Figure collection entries
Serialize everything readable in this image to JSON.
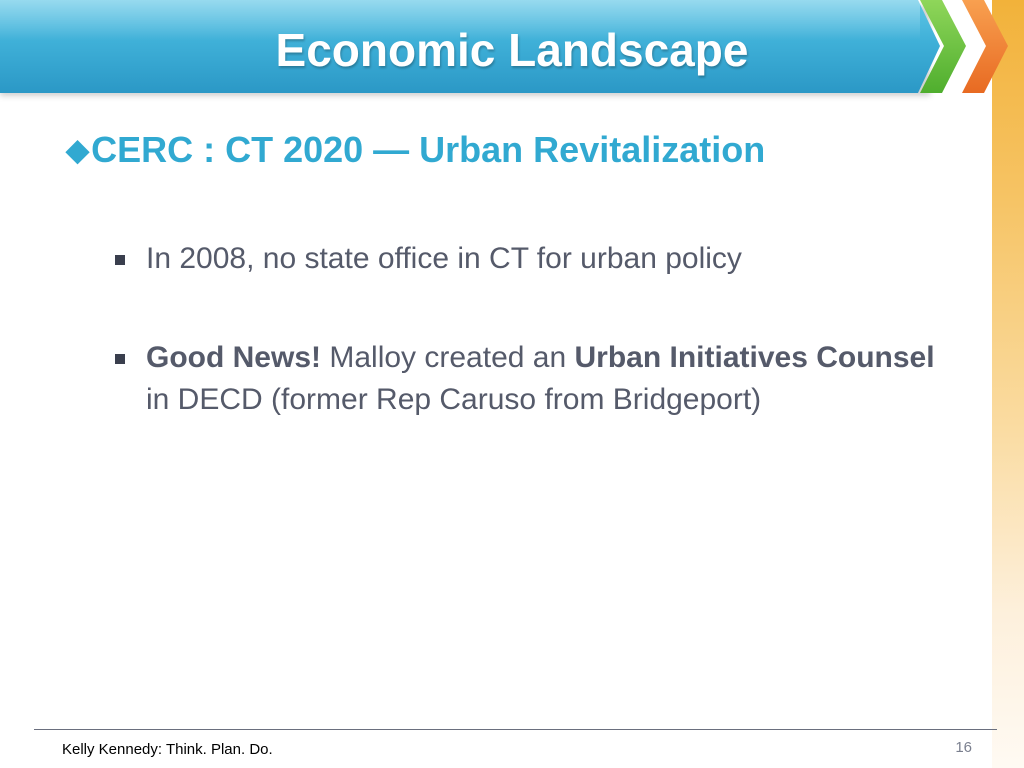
{
  "slide": {
    "title": "Economic Landscape",
    "heading": {
      "bullet_glyph": "◆",
      "text": "CERC : CT 2020 — Urban Revitalization"
    },
    "bullets": [
      {
        "text": "In 2008, no state office in CT for urban policy"
      },
      {
        "bold_lead": "Good News!",
        "text_1": " Malloy  created an ",
        "bold_mid": "Urban Initiatives Counsel",
        "text_2": " in DECD (former Rep Caruso from Bridgeport)"
      }
    ],
    "footer": {
      "text": "Kelly Kennedy: Think. Plan. Do.",
      "page_number": "16"
    }
  },
  "colors": {
    "title_bar": "#3fb0d8",
    "heading": "#31a9d1",
    "body_text": "#555a6a",
    "chevron_green": "#4fae2e",
    "chevron_orange": "#e86a22",
    "side_strip": "#f2b23a"
  }
}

To be done:
Copy each line exactly, and leave the pictures out of your copy.

Answer to this problem:
Serialize everything readable in this image to JSON.
{
  "slide": {
    "title": "Economic Landscape",
    "heading": {
      "bullet_glyph": "◆",
      "text": "CERC : CT 2020 — Urban Revitalization"
    },
    "bullets": [
      {
        "text": "In 2008, no state office in CT for urban policy"
      },
      {
        "bold_lead": "Good News!",
        "text_1": " Malloy  created an ",
        "bold_mid": "Urban Initiatives Counsel",
        "text_2": " in DECD (former Rep Caruso from Bridgeport)"
      }
    ],
    "footer": {
      "text": "Kelly Kennedy: Think. Plan. Do.",
      "page_number": "16"
    }
  },
  "colors": {
    "title_bar": "#3fb0d8",
    "heading": "#31a9d1",
    "body_text": "#555a6a",
    "chevron_green": "#4fae2e",
    "chevron_orange": "#e86a22",
    "side_strip": "#f2b23a"
  }
}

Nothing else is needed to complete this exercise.